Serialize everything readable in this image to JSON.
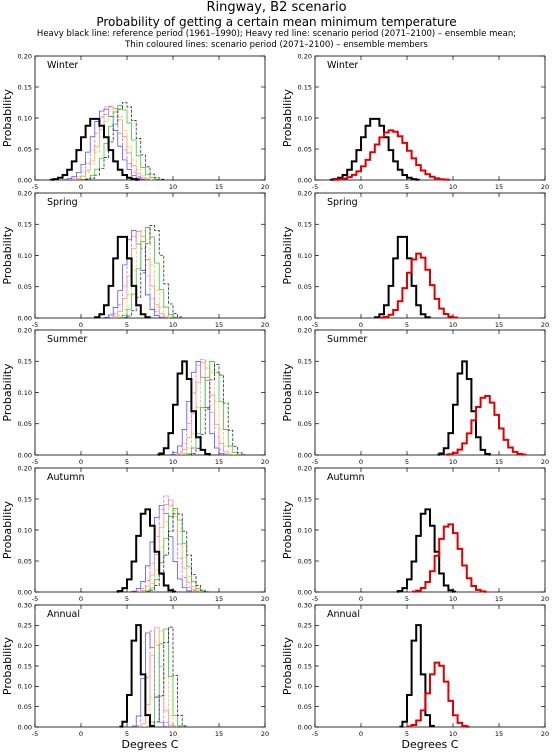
{
  "header": {
    "title": "Ringway, B2 scenario",
    "subtitle": "Probability of getting a certain mean minimum temperature",
    "line1": "Heavy black line: reference period (1961–1990); Heavy red line: scenario period (2071–2100) – ensemble mean;",
    "line2": "Thin coloured lines: scenario period (2071–2100) – ensemble members"
  },
  "common": {
    "xlabel": "Degrees C",
    "ylabel": "Probability",
    "xlim": [
      -5,
      20
    ],
    "xticks": [
      -5,
      0,
      5,
      10,
      15,
      20
    ],
    "colors": {
      "reference": "#000000",
      "scenario_mean": "#e00000",
      "members": [
        "#3a3aff",
        "#b060e0",
        "#ff8080",
        "#e8c020",
        "#20c020",
        "#101010"
      ]
    }
  },
  "chart_data": [
    {
      "panel": "Winter",
      "column": "members",
      "type": "line",
      "step": true,
      "ylim": [
        0,
        0.2
      ],
      "yticks": [
        0,
        0.05,
        0.1,
        0.15,
        0.2
      ],
      "series": [
        {
          "role": "reference",
          "mean": 1.5,
          "sd": 1.45,
          "peak": 0.1
        },
        {
          "role": "member",
          "mean": 2.6,
          "sd": 1.35,
          "peak": 0.115
        },
        {
          "role": "member",
          "mean": 3.0,
          "sd": 1.3,
          "peak": 0.12
        },
        {
          "role": "member",
          "mean": 3.4,
          "sd": 1.3,
          "peak": 0.12
        },
        {
          "role": "member",
          "mean": 3.6,
          "sd": 1.35,
          "peak": 0.115
        },
        {
          "role": "member",
          "mean": 4.3,
          "sd": 1.3,
          "peak": 0.12
        },
        {
          "role": "member",
          "mean": 4.8,
          "sd": 1.3,
          "peak": 0.125
        }
      ]
    },
    {
      "panel": "Winter",
      "column": "mean",
      "type": "line",
      "step": true,
      "ylim": [
        0,
        0.2
      ],
      "yticks": [
        0,
        0.05,
        0.1,
        0.15,
        0.2
      ],
      "series": [
        {
          "role": "reference",
          "mean": 1.5,
          "sd": 1.45,
          "peak": 0.1
        },
        {
          "role": "scenario_mean",
          "mean": 3.3,
          "sd": 1.9,
          "peak": 0.08
        }
      ]
    },
    {
      "panel": "Spring",
      "column": "members",
      "type": "line",
      "step": true,
      "ylim": [
        0,
        0.2
      ],
      "yticks": [
        0,
        0.05,
        0.1,
        0.15,
        0.2
      ],
      "series": [
        {
          "role": "reference",
          "mean": 4.5,
          "sd": 0.9,
          "peak": 0.135
        },
        {
          "role": "member",
          "mean": 5.7,
          "sd": 0.95,
          "peak": 0.14
        },
        {
          "role": "member",
          "mean": 6.1,
          "sd": 0.95,
          "peak": 0.14
        },
        {
          "role": "member",
          "mean": 6.4,
          "sd": 0.95,
          "peak": 0.14
        },
        {
          "role": "member",
          "mean": 6.8,
          "sd": 0.95,
          "peak": 0.14
        },
        {
          "role": "member",
          "mean": 7.3,
          "sd": 0.95,
          "peak": 0.145
        },
        {
          "role": "member",
          "mean": 7.9,
          "sd": 0.95,
          "peak": 0.15
        }
      ]
    },
    {
      "panel": "Spring",
      "column": "mean",
      "type": "line",
      "step": true,
      "ylim": [
        0,
        0.2
      ],
      "yticks": [
        0,
        0.05,
        0.1,
        0.15,
        0.2
      ],
      "series": [
        {
          "role": "reference",
          "mean": 4.5,
          "sd": 0.9,
          "peak": 0.135
        },
        {
          "role": "scenario_mean",
          "mean": 6.3,
          "sd": 1.25,
          "peak": 0.103
        }
      ]
    },
    {
      "panel": "Summer",
      "column": "members",
      "type": "line",
      "step": true,
      "ylim": [
        0,
        0.2
      ],
      "yticks": [
        0,
        0.05,
        0.1,
        0.15,
        0.2
      ],
      "series": [
        {
          "role": "reference",
          "mean": 11.2,
          "sd": 0.85,
          "peak": 0.15
        },
        {
          "role": "member",
          "mean": 12.7,
          "sd": 0.9,
          "peak": 0.15
        },
        {
          "role": "member",
          "mean": 13.1,
          "sd": 0.9,
          "peak": 0.155
        },
        {
          "role": "member",
          "mean": 13.4,
          "sd": 0.9,
          "peak": 0.15
        },
        {
          "role": "member",
          "mean": 13.8,
          "sd": 0.9,
          "peak": 0.15
        },
        {
          "role": "member",
          "mean": 14.3,
          "sd": 0.9,
          "peak": 0.15
        },
        {
          "role": "member",
          "mean": 14.8,
          "sd": 0.9,
          "peak": 0.145
        }
      ]
    },
    {
      "panel": "Summer",
      "column": "mean",
      "type": "line",
      "step": true,
      "ylim": [
        0,
        0.2
      ],
      "yticks": [
        0,
        0.05,
        0.1,
        0.15,
        0.2
      ],
      "series": [
        {
          "role": "reference",
          "mean": 11.2,
          "sd": 0.85,
          "peak": 0.15
        },
        {
          "role": "scenario_mean",
          "mean": 13.6,
          "sd": 1.3,
          "peak": 0.095
        }
      ]
    },
    {
      "panel": "Autumn",
      "column": "members",
      "type": "line",
      "step": true,
      "ylim": [
        0,
        0.2
      ],
      "yticks": [
        0,
        0.05,
        0.1,
        0.15,
        0.2
      ],
      "series": [
        {
          "role": "reference",
          "mean": 7.1,
          "sd": 0.95,
          "peak": 0.135
        },
        {
          "role": "member",
          "mean": 8.8,
          "sd": 1.0,
          "peak": 0.14
        },
        {
          "role": "member",
          "mean": 9.3,
          "sd": 1.0,
          "peak": 0.155
        },
        {
          "role": "member",
          "mean": 9.6,
          "sd": 1.0,
          "peak": 0.15
        },
        {
          "role": "member",
          "mean": 9.9,
          "sd": 1.0,
          "peak": 0.14
        },
        {
          "role": "member",
          "mean": 10.2,
          "sd": 1.0,
          "peak": 0.135
        },
        {
          "role": "member",
          "mean": 10.5,
          "sd": 1.0,
          "peak": 0.13
        }
      ]
    },
    {
      "panel": "Autumn",
      "column": "mean",
      "type": "line",
      "step": true,
      "ylim": [
        0,
        0.2
      ],
      "yticks": [
        0,
        0.05,
        0.1,
        0.15,
        0.2
      ],
      "series": [
        {
          "role": "reference",
          "mean": 7.1,
          "sd": 0.95,
          "peak": 0.135
        },
        {
          "role": "scenario_mean",
          "mean": 9.6,
          "sd": 1.2,
          "peak": 0.11
        }
      ]
    },
    {
      "panel": "Annual",
      "column": "members",
      "type": "line",
      "step": true,
      "ylim": [
        0,
        0.3
      ],
      "yticks": [
        0,
        0.05,
        0.1,
        0.15,
        0.2,
        0.25,
        0.3
      ],
      "series": [
        {
          "role": "reference",
          "mean": 6.1,
          "sd": 0.55,
          "peak": 0.26
        },
        {
          "role": "member",
          "mean": 7.4,
          "sd": 0.55,
          "peak": 0.24
        },
        {
          "role": "member",
          "mean": 7.9,
          "sd": 0.55,
          "peak": 0.245
        },
        {
          "role": "member",
          "mean": 8.2,
          "sd": 0.55,
          "peak": 0.245
        },
        {
          "role": "member",
          "mean": 8.6,
          "sd": 0.55,
          "peak": 0.245
        },
        {
          "role": "member",
          "mean": 9.1,
          "sd": 0.55,
          "peak": 0.25
        },
        {
          "role": "member",
          "mean": 9.6,
          "sd": 0.55,
          "peak": 0.255
        }
      ]
    },
    {
      "panel": "Annual",
      "column": "mean",
      "type": "line",
      "step": true,
      "ylim": [
        0,
        0.3
      ],
      "yticks": [
        0,
        0.05,
        0.1,
        0.15,
        0.2,
        0.25,
        0.3
      ],
      "series": [
        {
          "role": "reference",
          "mean": 6.1,
          "sd": 0.55,
          "peak": 0.26
        },
        {
          "role": "scenario_mean",
          "mean": 8.4,
          "sd": 1.0,
          "peak": 0.16
        }
      ]
    }
  ]
}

(To do): Find the count of lines in the data above where the string "period" occurs. Provide that number alone.

(In response): 2